── RECORDED INFORMATION

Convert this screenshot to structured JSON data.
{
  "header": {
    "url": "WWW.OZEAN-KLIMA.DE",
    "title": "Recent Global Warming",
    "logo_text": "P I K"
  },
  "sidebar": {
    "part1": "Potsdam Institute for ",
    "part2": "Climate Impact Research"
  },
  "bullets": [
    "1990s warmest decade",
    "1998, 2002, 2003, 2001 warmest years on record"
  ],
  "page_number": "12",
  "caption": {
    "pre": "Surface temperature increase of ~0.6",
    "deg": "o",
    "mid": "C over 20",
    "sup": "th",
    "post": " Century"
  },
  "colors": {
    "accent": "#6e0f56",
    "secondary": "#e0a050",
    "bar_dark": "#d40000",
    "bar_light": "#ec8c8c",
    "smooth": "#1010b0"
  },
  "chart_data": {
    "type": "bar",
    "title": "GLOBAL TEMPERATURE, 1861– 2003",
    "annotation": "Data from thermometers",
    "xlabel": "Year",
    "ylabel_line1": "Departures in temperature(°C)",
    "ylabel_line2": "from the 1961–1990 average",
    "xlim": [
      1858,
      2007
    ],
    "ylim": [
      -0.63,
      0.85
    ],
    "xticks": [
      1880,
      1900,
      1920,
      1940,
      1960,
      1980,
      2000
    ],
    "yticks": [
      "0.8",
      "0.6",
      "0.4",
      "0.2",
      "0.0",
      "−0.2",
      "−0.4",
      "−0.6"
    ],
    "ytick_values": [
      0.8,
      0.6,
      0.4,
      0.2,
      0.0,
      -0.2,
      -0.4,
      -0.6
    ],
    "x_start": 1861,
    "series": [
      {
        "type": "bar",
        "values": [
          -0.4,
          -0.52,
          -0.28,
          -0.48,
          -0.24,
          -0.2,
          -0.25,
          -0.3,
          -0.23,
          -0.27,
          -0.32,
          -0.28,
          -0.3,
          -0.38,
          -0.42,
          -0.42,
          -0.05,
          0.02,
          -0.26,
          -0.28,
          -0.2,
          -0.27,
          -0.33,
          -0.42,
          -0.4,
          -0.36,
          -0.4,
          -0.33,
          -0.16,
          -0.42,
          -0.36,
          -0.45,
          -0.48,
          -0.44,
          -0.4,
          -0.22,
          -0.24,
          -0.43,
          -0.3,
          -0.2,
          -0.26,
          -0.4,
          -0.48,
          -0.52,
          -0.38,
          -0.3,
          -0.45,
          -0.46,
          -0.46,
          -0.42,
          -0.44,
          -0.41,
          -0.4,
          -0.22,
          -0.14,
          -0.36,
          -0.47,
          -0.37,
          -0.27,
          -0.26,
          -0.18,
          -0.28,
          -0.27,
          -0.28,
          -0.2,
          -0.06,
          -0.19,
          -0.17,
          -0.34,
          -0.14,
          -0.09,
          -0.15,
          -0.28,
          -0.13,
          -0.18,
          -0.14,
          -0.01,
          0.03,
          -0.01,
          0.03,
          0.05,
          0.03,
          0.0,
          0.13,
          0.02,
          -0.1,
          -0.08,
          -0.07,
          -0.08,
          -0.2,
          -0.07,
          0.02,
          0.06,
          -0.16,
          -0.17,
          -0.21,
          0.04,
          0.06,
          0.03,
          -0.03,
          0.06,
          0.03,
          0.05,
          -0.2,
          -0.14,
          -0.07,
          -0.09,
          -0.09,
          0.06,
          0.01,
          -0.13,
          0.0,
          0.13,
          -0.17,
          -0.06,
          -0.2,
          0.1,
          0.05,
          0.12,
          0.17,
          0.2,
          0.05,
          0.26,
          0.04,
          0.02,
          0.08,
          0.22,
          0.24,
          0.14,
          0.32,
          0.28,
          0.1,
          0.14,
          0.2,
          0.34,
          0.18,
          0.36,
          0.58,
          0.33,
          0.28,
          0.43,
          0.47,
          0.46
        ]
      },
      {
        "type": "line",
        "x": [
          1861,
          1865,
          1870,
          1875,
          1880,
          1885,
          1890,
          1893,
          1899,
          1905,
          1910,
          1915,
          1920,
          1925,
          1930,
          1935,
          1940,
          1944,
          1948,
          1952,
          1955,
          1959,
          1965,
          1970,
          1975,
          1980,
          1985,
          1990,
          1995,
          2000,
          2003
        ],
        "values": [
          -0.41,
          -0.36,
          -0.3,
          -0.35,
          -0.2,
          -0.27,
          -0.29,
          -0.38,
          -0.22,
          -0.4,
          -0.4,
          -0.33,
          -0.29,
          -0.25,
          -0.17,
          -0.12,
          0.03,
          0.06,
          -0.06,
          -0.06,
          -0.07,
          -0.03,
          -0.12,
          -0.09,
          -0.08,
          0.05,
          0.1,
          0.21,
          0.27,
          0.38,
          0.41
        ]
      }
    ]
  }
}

────

- [PROMPT]
Reproduce the entire listing word for word.

- [PROBLEM SOLUTION]
Convert this screenshot to structured JSON data.
{
  "header": {
    "url": "WWW.OZEAN-KLIMA.DE",
    "title": "Recent Global Warming",
    "logo_text": "P I K"
  },
  "sidebar": {
    "part1": "Potsdam Institute for ",
    "part2": "Climate Impact Research"
  },
  "bullets": [
    "1990s warmest decade",
    "1998, 2002, 2003, 2001 warmest years on record"
  ],
  "page_number": "12",
  "caption": {
    "pre": "Surface temperature increase of ~0.6",
    "deg": "o",
    "mid": "C over 20",
    "sup": "th",
    "post": " Century"
  },
  "colors": {
    "accent": "#6e0f56",
    "secondary": "#e0a050",
    "bar_dark": "#d40000",
    "bar_light": "#ec8c8c",
    "smooth": "#1010b0"
  },
  "chart_data": {
    "type": "bar",
    "title": "GLOBAL TEMPERATURE, 1861– 2003",
    "annotation": "Data from thermometers",
    "xlabel": "Year",
    "ylabel_line1": "Departures in temperature(°C)",
    "ylabel_line2": "from the 1961–1990 average",
    "xlim": [
      1858,
      2007
    ],
    "ylim": [
      -0.63,
      0.85
    ],
    "xticks": [
      1880,
      1900,
      1920,
      1940,
      1960,
      1980,
      2000
    ],
    "yticks": [
      "0.8",
      "0.6",
      "0.4",
      "0.2",
      "0.0",
      "−0.2",
      "−0.4",
      "−0.6"
    ],
    "ytick_values": [
      0.8,
      0.6,
      0.4,
      0.2,
      0.0,
      -0.2,
      -0.4,
      -0.6
    ],
    "x_start": 1861,
    "series": [
      {
        "type": "bar",
        "values": [
          -0.4,
          -0.52,
          -0.28,
          -0.48,
          -0.24,
          -0.2,
          -0.25,
          -0.3,
          -0.23,
          -0.27,
          -0.32,
          -0.28,
          -0.3,
          -0.38,
          -0.42,
          -0.42,
          -0.05,
          0.02,
          -0.26,
          -0.28,
          -0.2,
          -0.27,
          -0.33,
          -0.42,
          -0.4,
          -0.36,
          -0.4,
          -0.33,
          -0.16,
          -0.42,
          -0.36,
          -0.45,
          -0.48,
          -0.44,
          -0.4,
          -0.22,
          -0.24,
          -0.43,
          -0.3,
          -0.2,
          -0.26,
          -0.4,
          -0.48,
          -0.52,
          -0.38,
          -0.3,
          -0.45,
          -0.46,
          -0.46,
          -0.42,
          -0.44,
          -0.41,
          -0.4,
          -0.22,
          -0.14,
          -0.36,
          -0.47,
          -0.37,
          -0.27,
          -0.26,
          -0.18,
          -0.28,
          -0.27,
          -0.28,
          -0.2,
          -0.06,
          -0.19,
          -0.17,
          -0.34,
          -0.14,
          -0.09,
          -0.15,
          -0.28,
          -0.13,
          -0.18,
          -0.14,
          -0.01,
          0.03,
          -0.01,
          0.03,
          0.05,
          0.03,
          0.0,
          0.13,
          0.02,
          -0.1,
          -0.08,
          -0.07,
          -0.08,
          -0.2,
          -0.07,
          0.02,
          0.06,
          -0.16,
          -0.17,
          -0.21,
          0.04,
          0.06,
          0.03,
          -0.03,
          0.06,
          0.03,
          0.05,
          -0.2,
          -0.14,
          -0.07,
          -0.09,
          -0.09,
          0.06,
          0.01,
          -0.13,
          0.0,
          0.13,
          -0.17,
          -0.06,
          -0.2,
          0.1,
          0.05,
          0.12,
          0.17,
          0.2,
          0.05,
          0.26,
          0.04,
          0.02,
          0.08,
          0.22,
          0.24,
          0.14,
          0.32,
          0.28,
          0.1,
          0.14,
          0.2,
          0.34,
          0.18,
          0.36,
          0.58,
          0.33,
          0.28,
          0.43,
          0.47,
          0.46
        ]
      },
      {
        "type": "line",
        "x": [
          1861,
          1865,
          1870,
          1875,
          1880,
          1885,
          1890,
          1893,
          1899,
          1905,
          1910,
          1915,
          1920,
          1925,
          1930,
          1935,
          1940,
          1944,
          1948,
          1952,
          1955,
          1959,
          1965,
          1970,
          1975,
          1980,
          1985,
          1990,
          1995,
          2000,
          2003
        ],
        "values": [
          -0.41,
          -0.36,
          -0.3,
          -0.35,
          -0.2,
          -0.27,
          -0.29,
          -0.38,
          -0.22,
          -0.4,
          -0.4,
          -0.33,
          -0.29,
          -0.25,
          -0.17,
          -0.12,
          0.03,
          0.06,
          -0.06,
          -0.06,
          -0.07,
          -0.03,
          -0.12,
          -0.09,
          -0.08,
          0.05,
          0.1,
          0.21,
          0.27,
          0.38,
          0.41
        ]
      }
    ]
  }
}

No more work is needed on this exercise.